— WHAT IS BEING ASKED —
Look for the string "igeo" in every line, and copy each line that has it.

(Structured figure records)
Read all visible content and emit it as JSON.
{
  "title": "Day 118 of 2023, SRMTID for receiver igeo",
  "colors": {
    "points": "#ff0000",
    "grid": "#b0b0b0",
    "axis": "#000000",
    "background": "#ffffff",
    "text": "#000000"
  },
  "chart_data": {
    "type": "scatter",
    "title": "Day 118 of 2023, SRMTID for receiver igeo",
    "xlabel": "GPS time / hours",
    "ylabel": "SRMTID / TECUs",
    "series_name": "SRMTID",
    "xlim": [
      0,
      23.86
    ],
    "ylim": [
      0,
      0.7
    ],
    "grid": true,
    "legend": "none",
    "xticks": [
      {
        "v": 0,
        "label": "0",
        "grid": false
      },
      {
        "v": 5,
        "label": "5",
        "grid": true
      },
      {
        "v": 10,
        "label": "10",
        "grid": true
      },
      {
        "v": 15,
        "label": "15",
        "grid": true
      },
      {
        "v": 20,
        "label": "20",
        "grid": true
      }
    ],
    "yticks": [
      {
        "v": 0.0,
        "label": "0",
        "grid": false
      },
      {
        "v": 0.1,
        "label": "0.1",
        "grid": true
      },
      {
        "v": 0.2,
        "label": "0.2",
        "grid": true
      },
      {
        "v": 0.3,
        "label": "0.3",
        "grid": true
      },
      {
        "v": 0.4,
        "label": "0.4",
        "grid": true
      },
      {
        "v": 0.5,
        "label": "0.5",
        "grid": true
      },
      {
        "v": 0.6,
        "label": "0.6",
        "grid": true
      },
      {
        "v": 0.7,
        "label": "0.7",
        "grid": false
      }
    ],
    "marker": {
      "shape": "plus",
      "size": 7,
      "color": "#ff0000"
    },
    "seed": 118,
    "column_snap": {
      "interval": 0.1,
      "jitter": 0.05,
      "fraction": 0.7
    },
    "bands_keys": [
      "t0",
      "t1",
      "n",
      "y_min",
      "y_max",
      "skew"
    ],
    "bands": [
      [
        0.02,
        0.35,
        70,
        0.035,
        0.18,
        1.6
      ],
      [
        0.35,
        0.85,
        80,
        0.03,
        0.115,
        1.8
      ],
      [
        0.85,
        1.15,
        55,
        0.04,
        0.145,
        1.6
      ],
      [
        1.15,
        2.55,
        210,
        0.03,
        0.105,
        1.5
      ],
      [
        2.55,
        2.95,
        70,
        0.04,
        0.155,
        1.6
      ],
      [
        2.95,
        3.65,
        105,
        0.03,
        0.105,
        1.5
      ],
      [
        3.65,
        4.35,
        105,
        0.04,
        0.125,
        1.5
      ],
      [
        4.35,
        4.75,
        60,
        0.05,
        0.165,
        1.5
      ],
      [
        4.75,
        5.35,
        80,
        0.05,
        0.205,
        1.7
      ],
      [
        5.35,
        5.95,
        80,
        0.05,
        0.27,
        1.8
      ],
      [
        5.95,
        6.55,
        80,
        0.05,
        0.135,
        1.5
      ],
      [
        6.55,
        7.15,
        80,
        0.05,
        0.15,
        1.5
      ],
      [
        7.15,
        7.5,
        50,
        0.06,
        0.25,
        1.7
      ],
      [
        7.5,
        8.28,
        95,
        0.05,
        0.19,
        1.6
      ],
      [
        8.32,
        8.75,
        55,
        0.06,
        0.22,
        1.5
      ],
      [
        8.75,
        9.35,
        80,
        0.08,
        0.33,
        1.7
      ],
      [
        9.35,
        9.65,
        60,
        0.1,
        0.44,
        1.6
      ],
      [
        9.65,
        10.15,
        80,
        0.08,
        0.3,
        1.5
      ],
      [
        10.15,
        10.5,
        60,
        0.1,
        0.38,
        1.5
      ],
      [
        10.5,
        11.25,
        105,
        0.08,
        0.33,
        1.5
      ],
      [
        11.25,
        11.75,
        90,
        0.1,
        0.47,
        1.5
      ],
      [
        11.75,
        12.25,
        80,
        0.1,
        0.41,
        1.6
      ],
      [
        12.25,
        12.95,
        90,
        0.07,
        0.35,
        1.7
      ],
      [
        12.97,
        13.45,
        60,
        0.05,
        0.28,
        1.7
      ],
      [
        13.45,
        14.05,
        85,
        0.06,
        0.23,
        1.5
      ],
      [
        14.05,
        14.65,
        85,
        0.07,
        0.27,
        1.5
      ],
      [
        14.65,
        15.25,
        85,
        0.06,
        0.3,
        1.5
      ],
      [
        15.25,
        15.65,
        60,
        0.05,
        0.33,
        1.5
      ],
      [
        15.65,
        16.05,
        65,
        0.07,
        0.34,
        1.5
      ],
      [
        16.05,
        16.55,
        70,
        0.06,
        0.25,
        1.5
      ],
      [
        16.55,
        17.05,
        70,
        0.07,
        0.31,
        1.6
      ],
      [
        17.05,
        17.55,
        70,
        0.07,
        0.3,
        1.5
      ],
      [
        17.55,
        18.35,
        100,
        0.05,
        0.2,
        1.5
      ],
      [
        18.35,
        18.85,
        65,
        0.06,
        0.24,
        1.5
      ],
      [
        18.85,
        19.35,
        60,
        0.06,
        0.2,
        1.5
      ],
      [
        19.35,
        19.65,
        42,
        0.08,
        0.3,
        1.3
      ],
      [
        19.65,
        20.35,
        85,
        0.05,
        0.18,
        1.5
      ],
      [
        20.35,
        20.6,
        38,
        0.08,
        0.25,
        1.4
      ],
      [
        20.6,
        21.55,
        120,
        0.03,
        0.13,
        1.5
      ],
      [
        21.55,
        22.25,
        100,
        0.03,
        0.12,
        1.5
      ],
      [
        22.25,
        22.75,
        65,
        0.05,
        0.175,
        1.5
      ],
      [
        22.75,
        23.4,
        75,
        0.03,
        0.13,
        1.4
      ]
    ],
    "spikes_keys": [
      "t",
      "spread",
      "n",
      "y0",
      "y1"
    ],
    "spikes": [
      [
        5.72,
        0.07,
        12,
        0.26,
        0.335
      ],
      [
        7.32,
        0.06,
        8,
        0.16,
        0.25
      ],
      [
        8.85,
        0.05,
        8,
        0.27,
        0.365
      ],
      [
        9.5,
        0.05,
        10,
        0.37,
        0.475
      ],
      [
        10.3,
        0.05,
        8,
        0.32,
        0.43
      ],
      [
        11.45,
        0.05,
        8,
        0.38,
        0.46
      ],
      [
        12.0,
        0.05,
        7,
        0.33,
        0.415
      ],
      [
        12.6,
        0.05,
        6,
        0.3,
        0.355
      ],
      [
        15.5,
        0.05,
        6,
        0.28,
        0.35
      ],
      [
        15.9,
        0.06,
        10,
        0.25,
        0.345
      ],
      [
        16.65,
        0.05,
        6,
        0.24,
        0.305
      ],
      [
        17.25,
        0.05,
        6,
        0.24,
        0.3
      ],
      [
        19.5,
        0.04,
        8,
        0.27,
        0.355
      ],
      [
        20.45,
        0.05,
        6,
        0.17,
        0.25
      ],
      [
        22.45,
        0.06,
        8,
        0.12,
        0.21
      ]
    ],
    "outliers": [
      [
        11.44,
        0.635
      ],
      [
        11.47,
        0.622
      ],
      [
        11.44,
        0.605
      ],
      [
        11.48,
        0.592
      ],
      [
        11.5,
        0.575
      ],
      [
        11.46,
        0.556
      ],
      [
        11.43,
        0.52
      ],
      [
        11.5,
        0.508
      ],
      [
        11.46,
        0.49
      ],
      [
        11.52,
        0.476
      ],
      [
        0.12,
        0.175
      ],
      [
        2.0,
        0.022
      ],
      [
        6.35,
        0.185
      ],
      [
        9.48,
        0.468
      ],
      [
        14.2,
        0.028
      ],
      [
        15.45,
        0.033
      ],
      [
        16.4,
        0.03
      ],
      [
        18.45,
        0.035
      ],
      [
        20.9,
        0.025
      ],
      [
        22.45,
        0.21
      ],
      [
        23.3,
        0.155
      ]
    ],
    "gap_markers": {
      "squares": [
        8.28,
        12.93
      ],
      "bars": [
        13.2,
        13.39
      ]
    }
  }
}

— FINISHED TASK —
  "title": "Day 118 of 2023, SRMTID for receiver igeo",
    "title": "Day 118 of 2023, SRMTID for receiver igeo",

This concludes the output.